>> begin Text block
Bug Description
sudo hermes gateway restart --system always reports failure ("System service did not become active within 60s" twice, after ~245s total) even though the gateway actually restarts successfully and ends up healthy. The wrapper's runtime-status detection silently reads from /root/.hermes/gateway_state.json instead of the configured user's HERMES_HOME, so it can never observe gateway_state == "running".
The end state is broken in practice: when the wrapper's first 60s wait expires it falls back to a forced systemctl restart, which SIGTERMs the in-progress new gateway (exit code 1 in journald) before spawning a fresh one. The user sees repeated banner-prints, status=1/FAILURE lines, and the CLI claiming the restart failed.
>> end Text block
>> begin Supplied information
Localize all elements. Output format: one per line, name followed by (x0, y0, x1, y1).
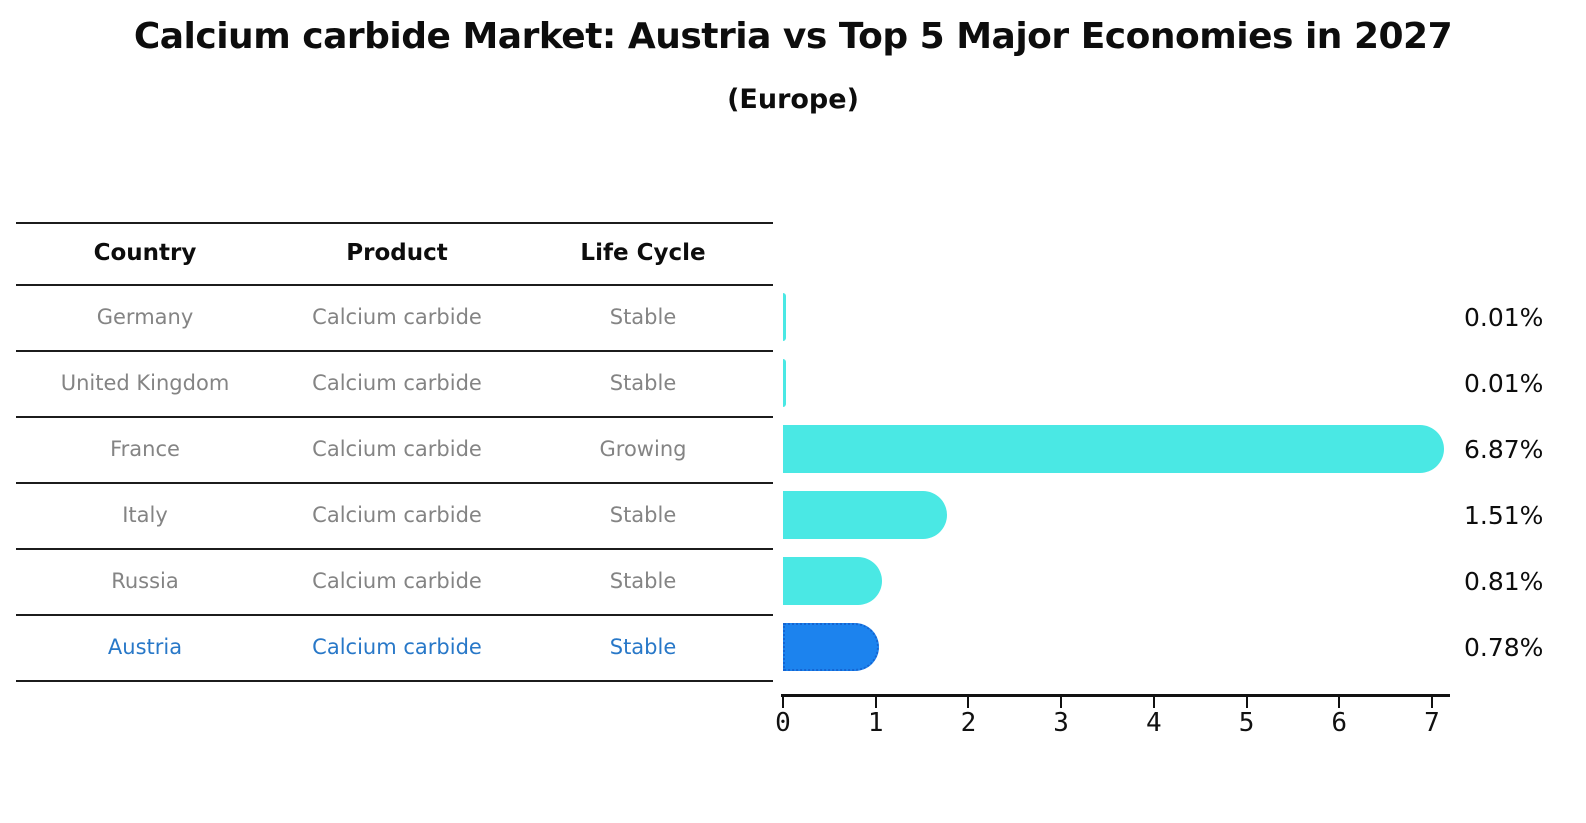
table-divider (16, 222, 773, 224)
table-divider (16, 680, 773, 682)
table-divider (16, 614, 773, 616)
x-axis-tick (967, 697, 970, 708)
x-axis-tick-label: 4 (1146, 708, 1162, 738)
table-divider (16, 482, 773, 484)
table-cell-country: Italy (122, 503, 168, 527)
x-axis-line (781, 694, 1450, 697)
page-subtitle: (Europe) (727, 84, 859, 115)
table-cell-product: Calcium carbide (312, 503, 482, 527)
table-cell-product: Calcium carbide (312, 371, 482, 395)
x-axis-tick-label: 3 (1053, 708, 1069, 738)
table-row: United Kingdom Calcium carbide Stable (0, 350, 773, 416)
table-divider (16, 416, 773, 418)
value-label: 0.01% (1464, 302, 1544, 332)
x-axis-tick-label: 0 (775, 708, 791, 738)
table-cell-country: Austria (107, 635, 183, 659)
table-row: Germany Calcium carbide Stable (0, 284, 773, 350)
x-axis-tick-label: 5 (1238, 708, 1255, 738)
value-label: 6.87% (1464, 434, 1544, 464)
table-divider (16, 350, 773, 352)
table-cell-life-cycle: Stable (609, 503, 677, 527)
bar-austria-highlighted (783, 623, 879, 671)
x-axis-tick (1060, 697, 1063, 708)
table-cell-life-cycle: Stable (609, 371, 677, 395)
table-cell-product: Calcium carbide (312, 437, 482, 461)
x-axis-tick-label: 2 (960, 708, 977, 738)
table-row: Russia Calcium carbide Stable (0, 548, 773, 614)
x-axis-tick-label: 7 (1424, 708, 1440, 738)
table-header-product: Product (346, 240, 448, 266)
x-axis-tick-label: 6 (1331, 708, 1348, 738)
table-cell-life-cycle: Stable (609, 635, 677, 659)
table-divider (16, 548, 773, 550)
x-axis-tick (1430, 697, 1433, 708)
table-row: Italy Calcium carbide Stable (0, 482, 773, 548)
table-divider (16, 284, 773, 286)
x-axis-tick (1152, 697, 1155, 708)
table-cell-country: United Kingdom (60, 371, 230, 395)
value-label: 0.01% (1464, 368, 1544, 398)
table-header-life-cycle: Life Cycle (580, 240, 706, 266)
table-header-country: Country (93, 240, 197, 266)
table-cell-product: Calcium carbide (312, 569, 482, 593)
table-cell-life-cycle: Stable (609, 305, 677, 329)
table-row: France Calcium carbide Growing (0, 416, 773, 482)
x-axis-tick (874, 697, 877, 708)
bar-russia (783, 557, 882, 605)
bar-united-kingdom (783, 359, 786, 407)
table-cell-country: Germany (96, 305, 194, 329)
value-label: 0.78% (1464, 632, 1544, 662)
table-cell-life-cycle: Stable (609, 569, 677, 593)
value-label: 1.51% (1464, 500, 1544, 530)
bar-germany (783, 293, 786, 341)
table-row-highlighted: Austria Calcium carbide Stable (0, 614, 773, 680)
bar-italy (783, 491, 947, 539)
table-cell-life-cycle: Growing (599, 437, 687, 461)
page-title: Calcium carbide Market: Austria vs Top 5… (133, 16, 1453, 57)
value-label: 0.81% (1464, 566, 1544, 596)
bar-france (783, 425, 1444, 473)
table-cell-product: Calcium carbide (312, 305, 482, 329)
table-cell-country: France (110, 437, 180, 461)
x-axis-tick (782, 697, 784, 708)
x-axis-tick (1245, 697, 1248, 708)
x-axis-tick-label: 1 (867, 708, 884, 738)
table-cell-product: Calcium carbide (312, 635, 482, 659)
x-axis-tick (1338, 697, 1341, 708)
table-header-row: Country Product Life Cycle (0, 222, 773, 284)
table-cell-country: Russia (111, 569, 179, 593)
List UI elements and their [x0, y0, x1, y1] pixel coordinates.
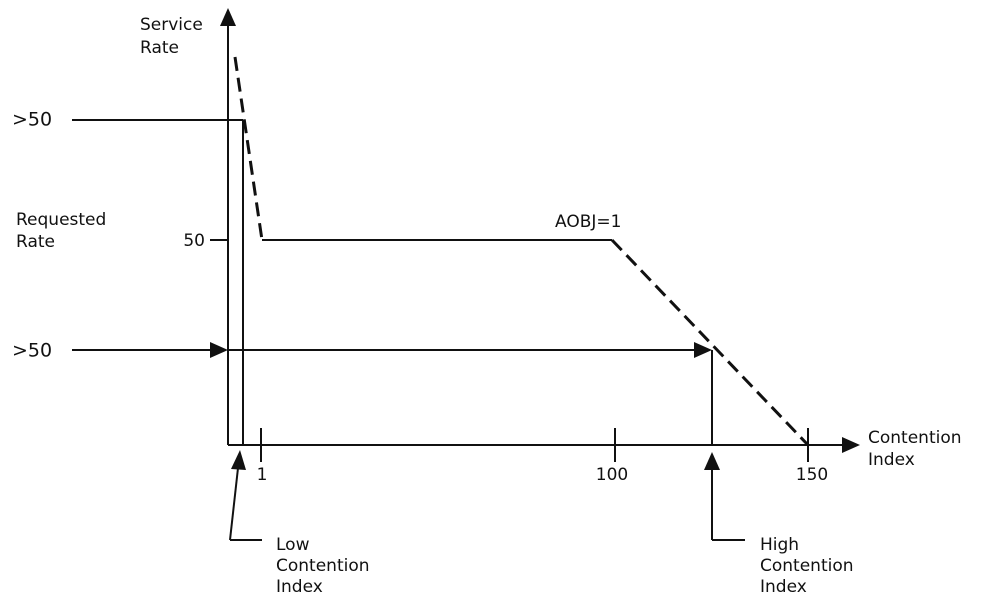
y-axis-label: Service: [140, 15, 203, 35]
high-callout-label: Contention: [760, 556, 854, 576]
curve-dashed: [610, 238, 810, 447]
curve-dashed: [233, 56, 264, 241]
low-callout-label: Contention: [276, 556, 370, 576]
x-axis-label: Contention: [868, 428, 962, 448]
requested-label: Requested: [16, 210, 106, 230]
x-tick-label: 100: [596, 465, 628, 485]
high-callout-label: High: [760, 535, 799, 555]
x-tick-label: 1: [257, 465, 268, 485]
high-callout-label: Index: [760, 577, 807, 596]
x-axis-arrow: [842, 437, 860, 453]
requested-label: Rate: [16, 232, 55, 252]
y-axis-arrow: [220, 8, 236, 26]
low-callout-line: [229, 467, 239, 541]
y-axis-label: Rate: [140, 38, 179, 58]
low-callout-label: Index: [276, 577, 323, 596]
high-callout-arrow: [704, 452, 720, 470]
upper-rate-label: >50: [12, 109, 52, 131]
y-tick-label: 50: [183, 231, 205, 251]
lower-rate-arrow: [210, 342, 228, 358]
lower-rate-arrow: [694, 342, 712, 358]
low-callout-label: Low: [276, 535, 310, 555]
low-callout-arrow: [231, 450, 246, 470]
curve-label: AOBJ=1: [555, 212, 621, 232]
x-tick-label: 150: [796, 465, 828, 485]
lower-rate-label: >50: [12, 340, 52, 362]
x-axis-label: Index: [868, 450, 915, 470]
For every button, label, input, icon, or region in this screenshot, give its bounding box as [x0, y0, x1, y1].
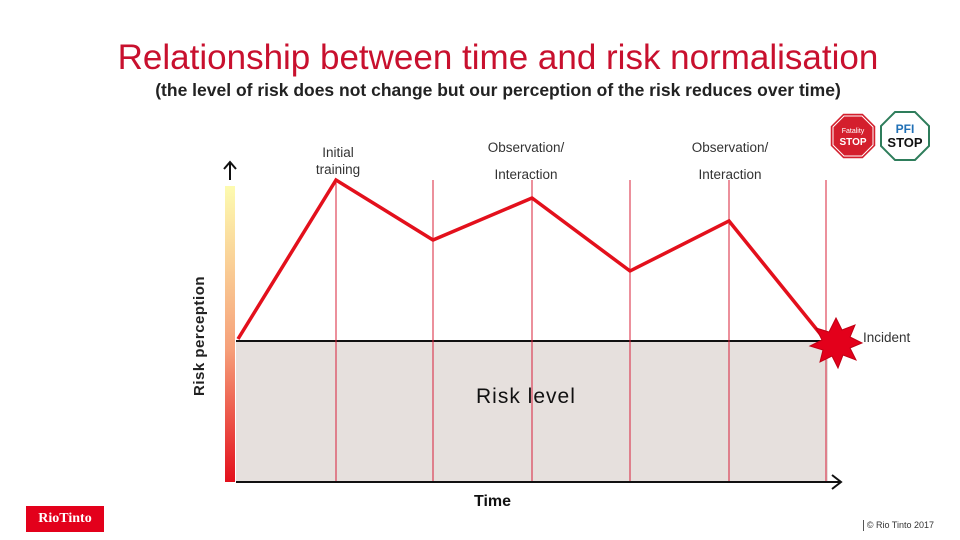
- annotation-observation-2-line2: Interaction: [698, 167, 761, 182]
- slide-title: Relationship between time and risk norma…: [117, 38, 879, 77]
- incident-label: Incident: [863, 330, 911, 345]
- pfi-stop-badge-icon: PFI STOP: [880, 111, 930, 161]
- annotation-initial-training-line2: training: [316, 162, 360, 177]
- risk-perception-gradient-bar: [225, 186, 235, 482]
- fatality-stop-line1: Fatality: [842, 128, 865, 135]
- risk-perception-line: [236, 177, 824, 340]
- fatality-stop-badge-icon: Fatality STOP: [829, 112, 877, 160]
- x-axis-label: Time: [474, 493, 511, 510]
- risk-level-label: Risk level: [476, 385, 576, 408]
- y-axis-arrow: [223, 160, 237, 180]
- annotation-observation-1-line1: Observation/: [488, 140, 565, 155]
- copyright-footer: © Rio Tinto 2017: [862, 520, 934, 531]
- annotation-initial-training-line1: Initial: [322, 145, 354, 160]
- incident-burst-icon: [808, 316, 864, 370]
- annotation-observation-1-line2: Interaction: [494, 167, 557, 182]
- annotation-observation-2-line1: Observation/: [692, 140, 769, 155]
- pfi-stop-line1: PFI: [896, 122, 915, 136]
- x-axis: [236, 474, 843, 490]
- y-axis-label: Risk perception: [191, 276, 208, 396]
- rio-tinto-logo: RioTinto: [26, 506, 104, 532]
- time-gridlines: [335, 180, 827, 482]
- fatality-stop-line2: STOP: [839, 137, 866, 148]
- pfi-stop-line2: STOP: [887, 135, 922, 150]
- slide-subtitle: (the level of risk does not change but o…: [155, 80, 841, 100]
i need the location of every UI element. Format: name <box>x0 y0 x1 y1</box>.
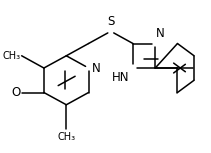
Text: HN: HN <box>112 71 130 84</box>
Text: O: O <box>11 86 20 99</box>
Text: S: S <box>107 15 114 28</box>
Text: CH₃: CH₃ <box>57 132 75 142</box>
Text: N: N <box>92 62 101 75</box>
Text: CH₃: CH₃ <box>2 51 20 61</box>
Text: N: N <box>156 27 165 40</box>
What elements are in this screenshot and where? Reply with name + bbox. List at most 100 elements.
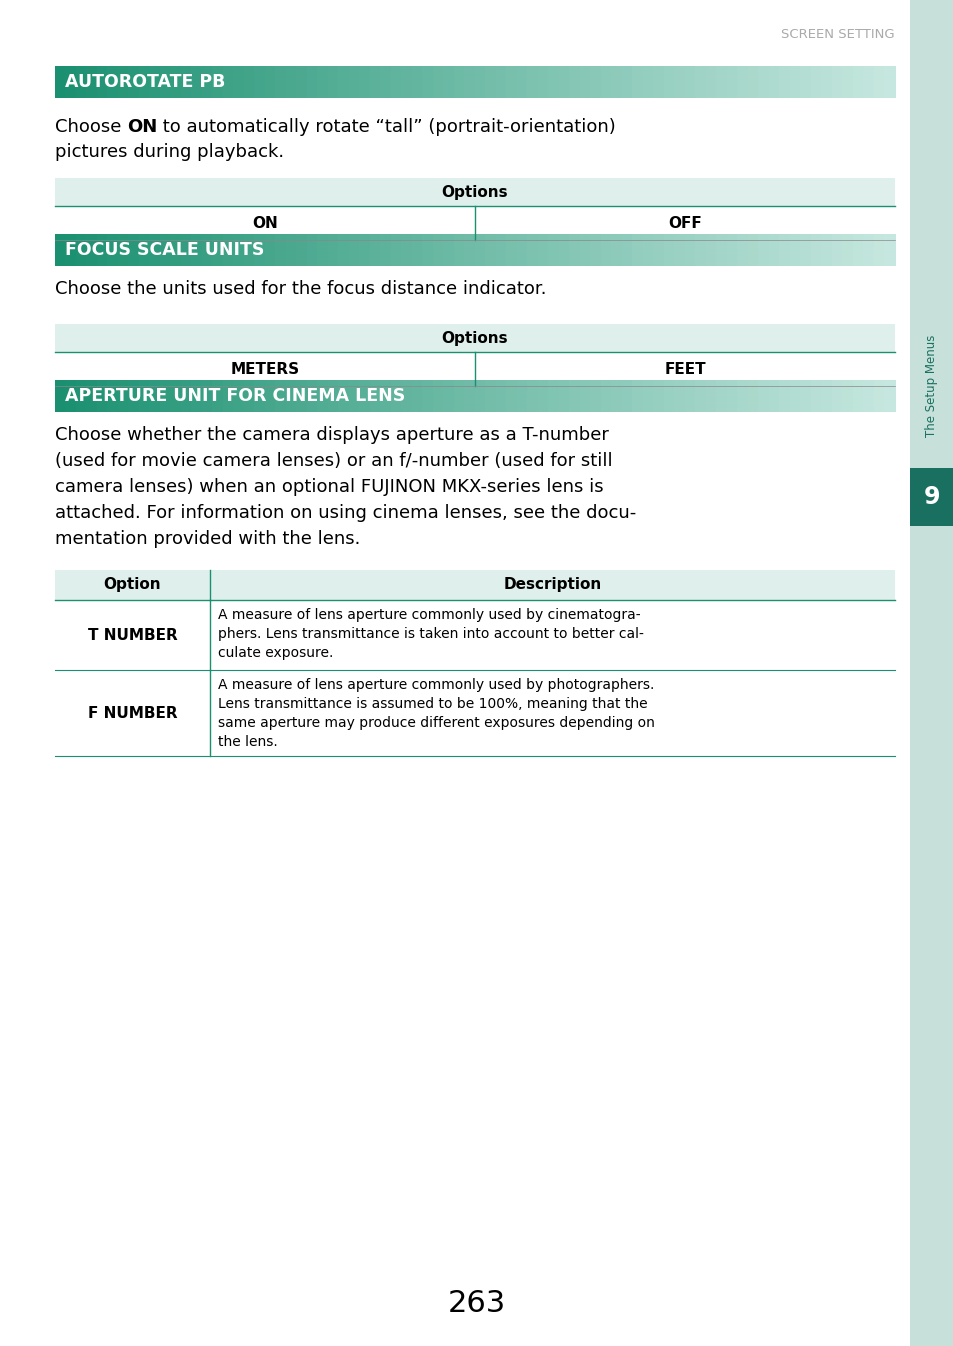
Bar bbox=[600, 66, 612, 98]
Bar bbox=[537, 234, 549, 267]
Bar bbox=[821, 234, 832, 267]
Bar bbox=[517, 380, 528, 412]
Bar bbox=[747, 66, 759, 98]
Text: Options: Options bbox=[441, 184, 508, 199]
Bar bbox=[181, 66, 193, 98]
Text: to automatically rotate “tall” (portrait-orientation): to automatically rotate “tall” (portrait… bbox=[157, 118, 615, 136]
Bar bbox=[768, 380, 780, 412]
Text: (used for movie camera lenses) or an f/-number (used for still: (used for movie camera lenses) or an f/-… bbox=[55, 452, 612, 470]
Bar bbox=[569, 380, 580, 412]
Text: A measure of lens aperture commonly used by photographers.: A measure of lens aperture commonly used… bbox=[218, 678, 654, 692]
Bar bbox=[192, 66, 203, 98]
Bar bbox=[663, 380, 675, 412]
Bar bbox=[265, 66, 276, 98]
Text: F NUMBER: F NUMBER bbox=[88, 705, 177, 720]
Bar bbox=[233, 66, 245, 98]
Bar bbox=[642, 234, 654, 267]
Bar bbox=[380, 380, 392, 412]
Bar bbox=[265, 234, 276, 267]
Bar bbox=[202, 380, 213, 412]
Text: the lens.: the lens. bbox=[218, 735, 277, 748]
Bar bbox=[831, 380, 842, 412]
Bar bbox=[359, 380, 371, 412]
Bar bbox=[359, 66, 371, 98]
Bar bbox=[821, 66, 832, 98]
Bar bbox=[768, 234, 780, 267]
Text: pictures during playback.: pictures during playback. bbox=[55, 143, 284, 162]
Bar bbox=[192, 380, 203, 412]
Bar bbox=[129, 66, 140, 98]
Bar bbox=[590, 234, 601, 267]
Bar bbox=[307, 380, 318, 412]
Bar bbox=[674, 380, 685, 412]
Bar bbox=[328, 66, 339, 98]
Text: FOCUS SCALE UNITS: FOCUS SCALE UNITS bbox=[65, 241, 264, 258]
Bar bbox=[737, 380, 748, 412]
Text: ON: ON bbox=[252, 215, 277, 230]
Bar bbox=[108, 234, 119, 267]
Bar bbox=[76, 234, 88, 267]
Bar bbox=[485, 380, 497, 412]
Bar bbox=[653, 380, 664, 412]
Bar bbox=[548, 66, 559, 98]
Bar bbox=[118, 66, 130, 98]
Text: Choose whether the camera displays aperture as a T-number: Choose whether the camera displays apert… bbox=[55, 425, 608, 444]
Bar bbox=[862, 66, 874, 98]
Bar bbox=[275, 380, 287, 412]
Bar bbox=[275, 234, 287, 267]
Bar bbox=[800, 380, 811, 412]
Bar bbox=[433, 234, 444, 267]
Bar bbox=[359, 234, 371, 267]
Bar bbox=[213, 380, 224, 412]
Bar bbox=[569, 234, 580, 267]
Bar bbox=[433, 380, 444, 412]
Text: T NUMBER: T NUMBER bbox=[88, 627, 177, 642]
Bar bbox=[475, 380, 486, 412]
Bar bbox=[254, 234, 266, 267]
Bar bbox=[391, 66, 402, 98]
Bar bbox=[139, 234, 151, 267]
Bar bbox=[684, 66, 696, 98]
Bar bbox=[150, 380, 161, 412]
Bar bbox=[433, 66, 444, 98]
Bar bbox=[317, 234, 329, 267]
Bar bbox=[454, 66, 465, 98]
Bar bbox=[129, 380, 140, 412]
Bar bbox=[684, 234, 696, 267]
Bar bbox=[422, 66, 434, 98]
Bar bbox=[705, 66, 717, 98]
Text: same aperture may produce different exposures depending on: same aperture may produce different expo… bbox=[218, 716, 654, 730]
Bar bbox=[883, 66, 895, 98]
Bar bbox=[716, 234, 727, 267]
Bar bbox=[789, 380, 801, 412]
Bar bbox=[202, 234, 213, 267]
Bar bbox=[758, 234, 769, 267]
Bar bbox=[883, 234, 895, 267]
Bar bbox=[800, 66, 811, 98]
Bar bbox=[55, 324, 894, 353]
Text: APERTURE UNIT FOR CINEMA LENS: APERTURE UNIT FOR CINEMA LENS bbox=[65, 388, 405, 405]
Bar bbox=[317, 66, 329, 98]
Bar bbox=[909, 468, 953, 526]
Text: mentation provided with the lens.: mentation provided with the lens. bbox=[55, 530, 360, 548]
Bar bbox=[747, 380, 759, 412]
Bar bbox=[412, 380, 423, 412]
Bar bbox=[810, 234, 821, 267]
Bar bbox=[160, 234, 172, 267]
Bar bbox=[590, 380, 601, 412]
Bar bbox=[632, 234, 643, 267]
Bar bbox=[401, 234, 413, 267]
Bar bbox=[213, 66, 224, 98]
Bar bbox=[443, 66, 455, 98]
Bar bbox=[862, 380, 874, 412]
Bar bbox=[726, 66, 738, 98]
Bar bbox=[87, 234, 98, 267]
Bar bbox=[97, 66, 109, 98]
Bar bbox=[391, 234, 402, 267]
Bar bbox=[841, 234, 853, 267]
Bar bbox=[496, 66, 507, 98]
Bar bbox=[233, 380, 245, 412]
Bar bbox=[779, 234, 790, 267]
Bar bbox=[380, 234, 392, 267]
Bar bbox=[558, 380, 570, 412]
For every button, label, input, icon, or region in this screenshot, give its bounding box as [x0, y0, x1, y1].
>> end Supplied information
Task
Write the next part of the bug report about `sudo hermes gateway restart --system` reporting failure, continuing from its last paragraph.

Result for this exercise
Steps to Reproduce
- Install the gateway as a system-level service running as a non-root user:
sudo hermes gateway install --system --run-as-user $USER
sudo hermes gateway start --system
- Verify the gateway is healthy:
hermes gateway status and check that ~/.hermes/gateway_state.json has "gateway_state":"running".
- Run
sudo hermes gateway restart --system.
Expected Behavior
The wrapper should detect that the new gateway instance has reached gateway_state == "running" (which happens within a few seconds after the SIGUSR1-triggered respawn) and print ✓ System service restarted (PID …). The whole call should complete in under 10 seconds — and indeed it does when HERMES_HOME is propagated:
$ sudo HERMES_HOME=/home/$USER/.hermes hermes gateway restart --system
↻ Updated gateway system service definition to match the current Hermes install
⏳ System service restarting gracefully (PID 1019162)...
⏳ System service process started (PID 1019800); waiting for gateway runtime...
✓ System service restarted (PID 1019800)
# 6 seconds total
Actual Behavior
$ sudo hermes gateway restart --system
⏳ System service restarting gracefully (PID 1018411)...
⏳ System service process started (PID 1018713); waiting for gateway runtime...
⚠ System service did not become active within 60s.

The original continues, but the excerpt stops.